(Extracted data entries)

◆ ◆ ◆ ◆

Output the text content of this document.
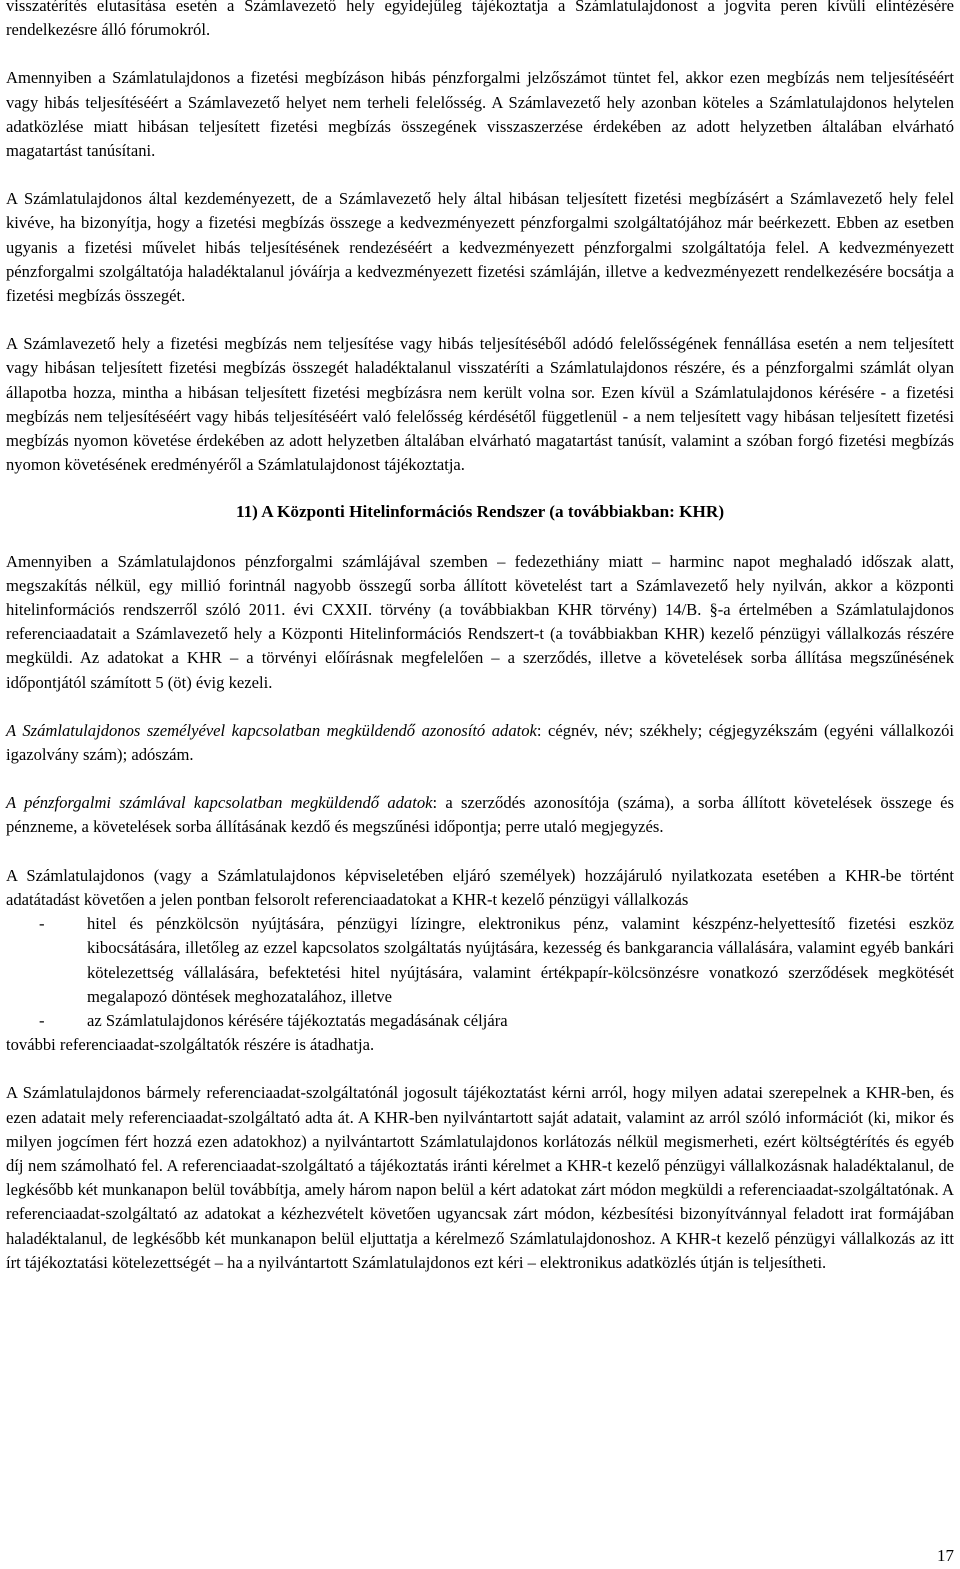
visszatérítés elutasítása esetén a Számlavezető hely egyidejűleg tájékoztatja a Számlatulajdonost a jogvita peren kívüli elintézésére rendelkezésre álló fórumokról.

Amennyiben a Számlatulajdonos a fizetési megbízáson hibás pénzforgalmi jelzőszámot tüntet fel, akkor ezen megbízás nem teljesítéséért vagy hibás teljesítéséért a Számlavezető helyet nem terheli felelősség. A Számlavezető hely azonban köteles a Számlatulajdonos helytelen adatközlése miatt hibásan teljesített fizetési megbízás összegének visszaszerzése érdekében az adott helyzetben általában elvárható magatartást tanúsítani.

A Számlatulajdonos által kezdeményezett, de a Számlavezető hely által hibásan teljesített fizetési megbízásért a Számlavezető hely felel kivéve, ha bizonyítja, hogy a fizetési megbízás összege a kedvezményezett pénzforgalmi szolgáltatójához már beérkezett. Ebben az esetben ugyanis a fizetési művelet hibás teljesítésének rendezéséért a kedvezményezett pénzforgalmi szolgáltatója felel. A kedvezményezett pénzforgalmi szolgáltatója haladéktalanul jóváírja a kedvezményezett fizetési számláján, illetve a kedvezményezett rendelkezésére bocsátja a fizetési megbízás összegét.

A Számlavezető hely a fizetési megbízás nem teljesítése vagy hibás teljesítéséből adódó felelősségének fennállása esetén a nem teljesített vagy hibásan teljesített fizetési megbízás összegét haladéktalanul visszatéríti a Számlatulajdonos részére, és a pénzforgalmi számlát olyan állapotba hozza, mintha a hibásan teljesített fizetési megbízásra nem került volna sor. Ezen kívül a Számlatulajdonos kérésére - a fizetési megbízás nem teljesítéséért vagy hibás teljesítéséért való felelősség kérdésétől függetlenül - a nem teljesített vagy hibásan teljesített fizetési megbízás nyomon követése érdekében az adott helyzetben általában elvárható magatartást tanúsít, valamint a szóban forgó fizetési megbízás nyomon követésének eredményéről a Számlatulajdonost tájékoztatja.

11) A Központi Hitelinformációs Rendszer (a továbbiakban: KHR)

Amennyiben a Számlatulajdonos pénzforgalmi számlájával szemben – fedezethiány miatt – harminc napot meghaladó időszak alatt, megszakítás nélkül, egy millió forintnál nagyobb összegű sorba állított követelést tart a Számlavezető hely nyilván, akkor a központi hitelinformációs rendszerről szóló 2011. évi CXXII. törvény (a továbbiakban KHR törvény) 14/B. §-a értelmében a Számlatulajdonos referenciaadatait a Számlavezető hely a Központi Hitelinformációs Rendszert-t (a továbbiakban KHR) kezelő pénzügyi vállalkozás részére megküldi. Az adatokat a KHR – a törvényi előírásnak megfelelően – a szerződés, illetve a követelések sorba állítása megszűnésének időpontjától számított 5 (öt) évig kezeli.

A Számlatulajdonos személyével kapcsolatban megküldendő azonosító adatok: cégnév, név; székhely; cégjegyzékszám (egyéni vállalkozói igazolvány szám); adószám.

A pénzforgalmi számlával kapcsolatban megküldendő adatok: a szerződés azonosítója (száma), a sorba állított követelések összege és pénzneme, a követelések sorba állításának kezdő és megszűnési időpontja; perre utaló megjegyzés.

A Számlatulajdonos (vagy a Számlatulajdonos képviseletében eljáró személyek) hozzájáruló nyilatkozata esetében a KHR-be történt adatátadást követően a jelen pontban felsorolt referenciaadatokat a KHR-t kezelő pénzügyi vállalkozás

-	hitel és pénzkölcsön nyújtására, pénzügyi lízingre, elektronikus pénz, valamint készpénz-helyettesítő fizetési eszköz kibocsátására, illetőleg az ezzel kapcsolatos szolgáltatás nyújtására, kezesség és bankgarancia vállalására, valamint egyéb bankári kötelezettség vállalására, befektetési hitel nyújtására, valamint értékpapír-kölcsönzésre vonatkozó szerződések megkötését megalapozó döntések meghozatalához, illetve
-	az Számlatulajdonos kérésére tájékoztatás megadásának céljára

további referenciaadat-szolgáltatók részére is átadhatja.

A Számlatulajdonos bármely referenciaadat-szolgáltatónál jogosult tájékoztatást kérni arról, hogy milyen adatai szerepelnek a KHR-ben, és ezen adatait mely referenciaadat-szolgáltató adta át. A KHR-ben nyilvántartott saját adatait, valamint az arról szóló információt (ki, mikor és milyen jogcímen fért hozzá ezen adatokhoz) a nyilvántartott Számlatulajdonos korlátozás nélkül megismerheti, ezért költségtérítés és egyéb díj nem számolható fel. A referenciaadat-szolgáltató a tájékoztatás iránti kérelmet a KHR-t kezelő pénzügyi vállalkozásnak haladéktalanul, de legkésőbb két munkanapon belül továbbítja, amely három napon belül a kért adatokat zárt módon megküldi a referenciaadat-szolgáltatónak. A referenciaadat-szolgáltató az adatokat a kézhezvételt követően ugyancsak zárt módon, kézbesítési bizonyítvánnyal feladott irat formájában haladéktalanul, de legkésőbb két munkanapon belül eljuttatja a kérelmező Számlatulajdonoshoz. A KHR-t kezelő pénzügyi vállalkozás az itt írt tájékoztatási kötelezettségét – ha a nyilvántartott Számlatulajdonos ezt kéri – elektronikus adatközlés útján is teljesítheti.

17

◆ ◆ ◆ ◆

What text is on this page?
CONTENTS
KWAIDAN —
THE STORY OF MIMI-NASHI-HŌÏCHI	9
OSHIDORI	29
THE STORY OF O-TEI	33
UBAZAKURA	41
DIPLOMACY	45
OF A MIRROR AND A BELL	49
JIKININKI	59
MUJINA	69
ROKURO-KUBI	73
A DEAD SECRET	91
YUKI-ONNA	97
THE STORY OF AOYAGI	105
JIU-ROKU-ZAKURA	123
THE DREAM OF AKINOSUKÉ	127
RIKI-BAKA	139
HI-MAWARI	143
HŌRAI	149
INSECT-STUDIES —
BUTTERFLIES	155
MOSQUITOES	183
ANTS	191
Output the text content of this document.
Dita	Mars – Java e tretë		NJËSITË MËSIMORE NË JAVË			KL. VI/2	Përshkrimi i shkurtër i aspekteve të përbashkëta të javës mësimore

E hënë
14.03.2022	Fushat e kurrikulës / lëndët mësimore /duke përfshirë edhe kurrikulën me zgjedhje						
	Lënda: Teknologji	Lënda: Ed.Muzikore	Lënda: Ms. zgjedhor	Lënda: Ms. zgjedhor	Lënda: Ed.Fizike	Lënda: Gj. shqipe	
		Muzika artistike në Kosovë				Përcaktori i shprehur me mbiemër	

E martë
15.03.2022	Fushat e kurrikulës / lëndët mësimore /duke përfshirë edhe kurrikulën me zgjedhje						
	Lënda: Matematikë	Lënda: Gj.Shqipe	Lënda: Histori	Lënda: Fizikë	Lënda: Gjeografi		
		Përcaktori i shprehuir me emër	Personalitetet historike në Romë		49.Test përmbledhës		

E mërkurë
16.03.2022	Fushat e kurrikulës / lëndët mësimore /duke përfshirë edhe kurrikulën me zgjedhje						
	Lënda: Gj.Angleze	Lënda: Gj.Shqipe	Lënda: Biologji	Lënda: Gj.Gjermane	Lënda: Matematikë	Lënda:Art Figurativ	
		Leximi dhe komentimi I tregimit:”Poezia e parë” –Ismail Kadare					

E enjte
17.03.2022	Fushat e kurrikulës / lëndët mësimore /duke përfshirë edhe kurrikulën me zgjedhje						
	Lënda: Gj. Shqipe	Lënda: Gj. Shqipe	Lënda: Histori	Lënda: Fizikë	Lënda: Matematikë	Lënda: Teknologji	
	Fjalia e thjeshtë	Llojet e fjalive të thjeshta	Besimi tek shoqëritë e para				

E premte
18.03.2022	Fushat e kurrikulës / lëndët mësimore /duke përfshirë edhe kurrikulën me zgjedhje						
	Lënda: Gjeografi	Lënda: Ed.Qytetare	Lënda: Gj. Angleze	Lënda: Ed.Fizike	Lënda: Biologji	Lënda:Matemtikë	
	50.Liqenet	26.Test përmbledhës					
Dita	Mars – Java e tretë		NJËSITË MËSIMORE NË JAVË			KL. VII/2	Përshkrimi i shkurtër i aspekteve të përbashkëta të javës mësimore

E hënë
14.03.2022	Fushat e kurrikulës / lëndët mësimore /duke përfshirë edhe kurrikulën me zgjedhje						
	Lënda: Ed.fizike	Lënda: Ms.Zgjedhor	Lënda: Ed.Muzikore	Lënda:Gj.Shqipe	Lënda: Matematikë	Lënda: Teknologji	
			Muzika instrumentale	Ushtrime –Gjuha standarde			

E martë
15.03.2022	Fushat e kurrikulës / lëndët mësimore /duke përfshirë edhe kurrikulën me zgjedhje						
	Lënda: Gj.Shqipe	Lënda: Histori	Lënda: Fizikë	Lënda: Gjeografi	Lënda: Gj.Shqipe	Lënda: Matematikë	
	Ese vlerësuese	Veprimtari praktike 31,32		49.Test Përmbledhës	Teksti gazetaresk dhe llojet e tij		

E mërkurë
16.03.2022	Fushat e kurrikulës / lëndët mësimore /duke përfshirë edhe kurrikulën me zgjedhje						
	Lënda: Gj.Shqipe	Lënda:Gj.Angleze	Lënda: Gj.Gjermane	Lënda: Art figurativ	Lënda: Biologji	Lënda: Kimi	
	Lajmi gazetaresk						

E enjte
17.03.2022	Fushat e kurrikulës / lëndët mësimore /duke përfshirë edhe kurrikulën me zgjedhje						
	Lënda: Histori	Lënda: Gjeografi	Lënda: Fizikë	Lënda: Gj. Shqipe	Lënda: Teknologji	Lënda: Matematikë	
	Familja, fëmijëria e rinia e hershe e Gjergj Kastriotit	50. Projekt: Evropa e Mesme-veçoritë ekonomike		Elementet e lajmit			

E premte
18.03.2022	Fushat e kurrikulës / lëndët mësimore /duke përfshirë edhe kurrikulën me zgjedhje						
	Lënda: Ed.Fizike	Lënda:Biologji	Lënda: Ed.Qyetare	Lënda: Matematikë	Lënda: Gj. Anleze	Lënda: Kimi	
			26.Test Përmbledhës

◆ ◆ ◆ ◆

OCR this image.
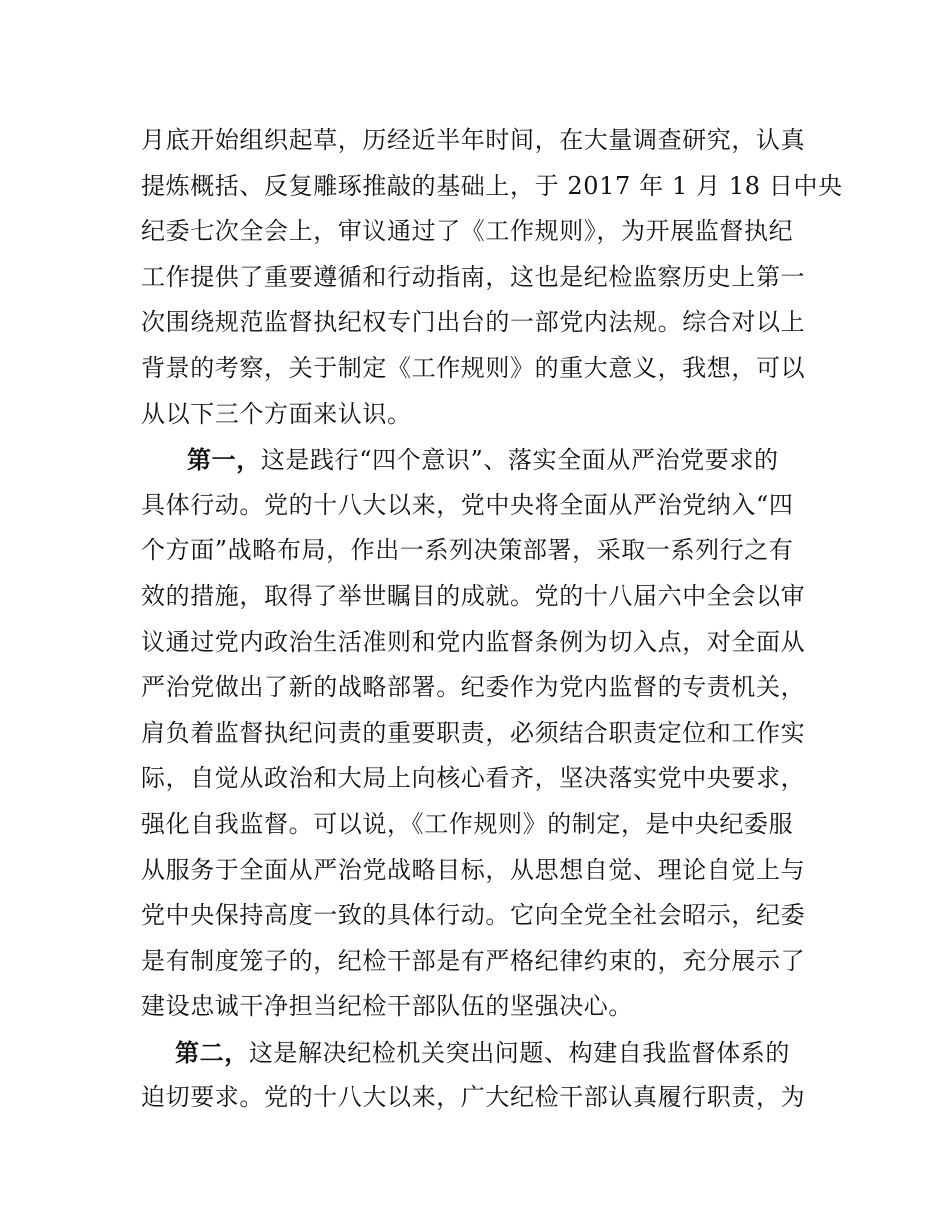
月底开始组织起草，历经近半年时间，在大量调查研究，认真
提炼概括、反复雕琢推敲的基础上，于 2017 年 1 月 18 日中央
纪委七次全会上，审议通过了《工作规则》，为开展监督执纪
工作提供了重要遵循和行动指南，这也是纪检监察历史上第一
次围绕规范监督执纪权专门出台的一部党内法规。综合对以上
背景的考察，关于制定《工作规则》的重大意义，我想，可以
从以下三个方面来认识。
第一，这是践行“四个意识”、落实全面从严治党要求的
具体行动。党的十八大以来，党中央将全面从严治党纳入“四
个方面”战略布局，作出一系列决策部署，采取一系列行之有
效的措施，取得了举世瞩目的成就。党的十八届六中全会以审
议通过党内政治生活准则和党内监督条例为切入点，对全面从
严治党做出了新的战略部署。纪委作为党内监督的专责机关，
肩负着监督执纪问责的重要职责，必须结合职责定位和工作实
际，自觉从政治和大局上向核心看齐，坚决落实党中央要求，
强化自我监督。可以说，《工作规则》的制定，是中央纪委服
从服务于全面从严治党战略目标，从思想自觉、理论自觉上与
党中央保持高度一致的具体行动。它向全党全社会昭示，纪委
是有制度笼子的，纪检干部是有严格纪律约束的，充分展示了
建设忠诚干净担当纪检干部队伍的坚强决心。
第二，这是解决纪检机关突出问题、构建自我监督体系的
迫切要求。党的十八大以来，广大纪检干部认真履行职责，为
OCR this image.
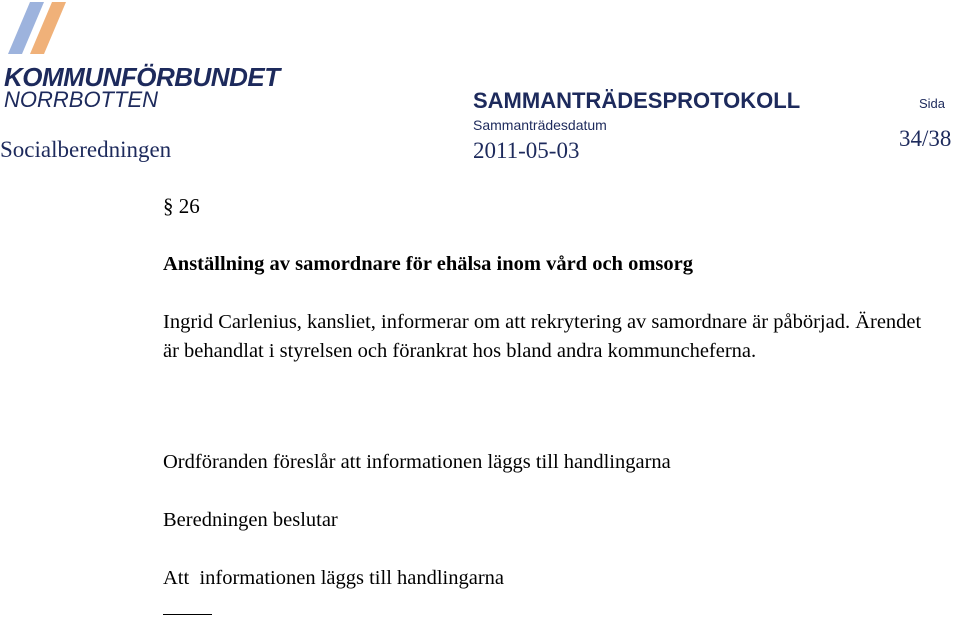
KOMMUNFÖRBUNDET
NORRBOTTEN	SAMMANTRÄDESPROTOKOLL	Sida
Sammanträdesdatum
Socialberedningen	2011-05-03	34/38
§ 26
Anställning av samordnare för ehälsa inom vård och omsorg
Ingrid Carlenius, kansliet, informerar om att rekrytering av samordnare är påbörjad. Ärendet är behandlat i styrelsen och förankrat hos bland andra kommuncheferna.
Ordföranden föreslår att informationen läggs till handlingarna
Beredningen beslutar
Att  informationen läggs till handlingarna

◆ ◆ ◆ ◆

Requirement: Copy every line of the listing where the word "工作规则" appears.

Reply to the exercise:
纪委七次全会上，审议通过了《工作规则》，为开展监督执纪
背景的考察，关于制定《工作规则》的重大意义，我想，可以
强化自我监督。可以说，《工作规则》的制定，是中央纪委服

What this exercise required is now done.